- WHAT IS BEING ASKED -
Copy each line below exactly and leave the pictures out.

- Saved data entries -
◇ ◇ ◇ ◇ ◇ ◇ ◇

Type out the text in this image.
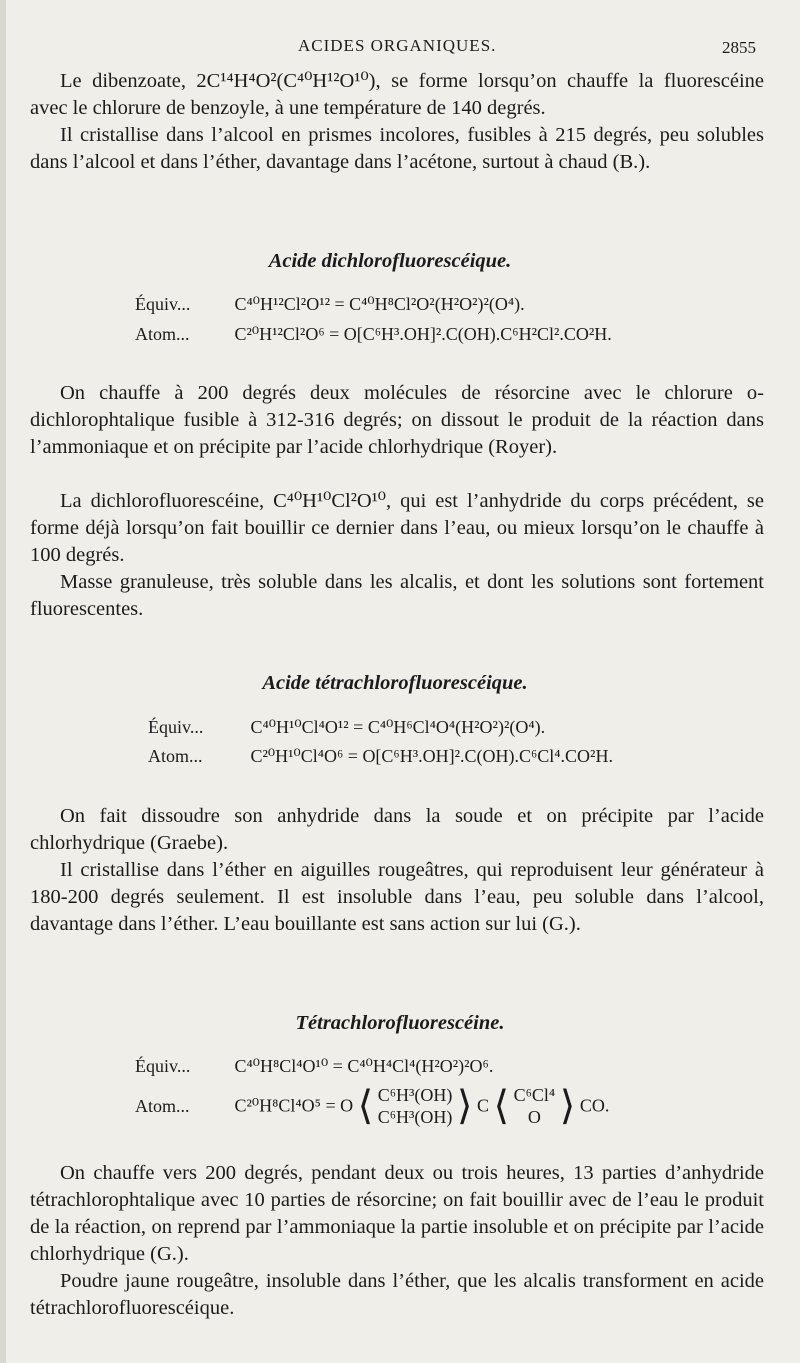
ACIDES ORGANIQUES.	2855

Le dibenzoate, 2C¹⁴H⁴O²(C⁴⁰H¹²O¹⁰), se forme lorsqu’on chauffe la fluorescéine avec le chlorure de benzoyle, à une température de 140 degrés.

Il cristallise dans l’alcool en prismes incolores, fusibles à 215 degrés, peu solubles dans l’alcool et dans l’éther, davantage dans l’acétone, surtout à chaud (B.).

Acide dichlorofluorescéique.
Équiv... C⁴⁰H¹²Cl²O¹² = C⁴⁰H⁸Cl²O²(H²O²)²(O⁴).
Atom... C²⁰H¹²Cl²O⁶ = O[C⁶H³.OH]².C(OH).C⁶H²Cl².CO²H.

On chauffe à 200 degrés deux molécules de résorcine avec le chlorure o-dichlorophtalique fusible à 312-316 degrés; on dissout le produit de la réaction dans l’ammoniaque et on précipite par l’acide chlorhydrique (Royer).

La dichlorofluorescéine, C⁴⁰H¹⁰Cl²O¹⁰, qui est l’anhydride du corps précédent, se forme déjà lorsqu’on fait bouillir ce dernier dans l’eau, ou mieux lorsqu’on le chauffe à 100 degrés.

Masse granuleuse, très soluble dans les alcalis, et dont les solutions sont fortement fluorescentes.

Acide tétrachlorofluorescéique.
Équiv...	C⁴⁰H¹⁰Cl⁴O¹² = C⁴⁰H⁶Cl⁴O⁴(H²O²)²(O⁴).
Atom...	C²⁰H¹⁰Cl⁴O⁶ = O[C⁶H³.OH]².C(OH).C⁶Cl⁴.CO²H.

On fait dissoudre son anhydride dans la soude et on précipite par l’acide chlorhydrique (Graebe).

Il cristallise dans l’éther en aiguilles rougeâtres, qui reproduisent leur générateur à 180-200 degrés seulement. Il est insoluble dans l’eau, peu soluble dans l’alcool, davantage dans l’éther. L’eau bouillante est sans action sur lui (G.).

Tétrachlorofluorescéine.
Équiv... C⁴⁰H⁸Cl⁴O¹⁰ = C⁴⁰H⁴Cl⁴(H²O²)²O⁶.
Atom... C²⁰H⁸Cl⁴O⁵ = O ⟨ C⁶H³(OH)
C⁶H³(OH) ⟩ C ⟨ C⁶Cl⁴
O ⟩ CO.

On chauffe vers 200 degrés, pendant deux ou trois heures, 13 parties d’anhydride tétrachlorophtalique avec 10 parties de résorcine; on fait bouillir avec de l’eau le produit de la réaction, on reprend par l’ammoniaque la partie insoluble et on précipite par l’acide chlorhydrique (G.).

Poudre jaune rougeâtre, insoluble dans l’éther, que les alcalis transforment en acide tétrachlorofluorescéique.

◇ ◇ ◇ ◇ ◇ ◇ ◇

- SOLUTION FOR THIS EXERCISE -
Type out the text in this image.
ACIDES ORGANIQUES.	2855

Le dibenzoate, 2C¹⁴H⁴O²(C⁴⁰H¹²O¹⁰), se forme lorsqu’on chauffe la fluorescéine avec le chlorure de benzoyle, à une température de 140 degrés.

Il cristallise dans l’alcool en prismes incolores, fusibles à 215 degrés, peu solubles dans l’alcool et dans l’éther, davantage dans l’acétone, surtout à chaud (B.).

Acide dichlorofluorescéique.
Équiv... C⁴⁰H¹²Cl²O¹² = C⁴⁰H⁸Cl²O²(H²O²)²(O⁴).
Atom... C²⁰H¹²Cl²O⁶ = O[C⁶H³.OH]².C(OH).C⁶H²Cl².CO²H.

On chauffe à 200 degrés deux molécules de résorcine avec le chlorure o-dichlorophtalique fusible à 312-316 degrés; on dissout le produit de la réaction dans l’ammoniaque et on précipite par l’acide chlorhydrique (Royer).

La dichlorofluorescéine, C⁴⁰H¹⁰Cl²O¹⁰, qui est l’anhydride du corps précédent, se forme déjà lorsqu’on fait bouillir ce dernier dans l’eau, ou mieux lorsqu’on le chauffe à 100 degrés.

Masse granuleuse, très soluble dans les alcalis, et dont les solutions sont fortement fluorescentes.

Acide tétrachlorofluorescéique.
Équiv...	C⁴⁰H¹⁰Cl⁴O¹² = C⁴⁰H⁶Cl⁴O⁴(H²O²)²(O⁴).
Atom...	C²⁰H¹⁰Cl⁴O⁶ = O[C⁶H³.OH]².C(OH).C⁶Cl⁴.CO²H.

On fait dissoudre son anhydride dans la soude et on précipite par l’acide chlorhydrique (Graebe).

Il cristallise dans l’éther en aiguilles rougeâtres, qui reproduisent leur générateur à 180-200 degrés seulement. Il est insoluble dans l’eau, peu soluble dans l’alcool, davantage dans l’éther. L’eau bouillante est sans action sur lui (G.).

Tétrachlorofluorescéine.
Équiv... C⁴⁰H⁸Cl⁴O¹⁰ = C⁴⁰H⁴Cl⁴(H²O²)²O⁶.
Atom... C²⁰H⁸Cl⁴O⁵ = O ⟨ C⁶H³(OH)
C⁶H³(OH) ⟩ C ⟨ C⁶Cl⁴
O ⟩ CO.

On chauffe vers 200 degrés, pendant deux ou trois heures, 13 parties d’anhydride tétrachlorophtalique avec 10 parties de résorcine; on fait bouillir avec de l’eau le produit de la réaction, on reprend par l’ammoniaque la partie insoluble et on précipite par l’acide chlorhydrique (G.).

Poudre jaune rougeâtre, insoluble dans l’éther, que les alcalis transforment en acide tétrachlorofluorescéique.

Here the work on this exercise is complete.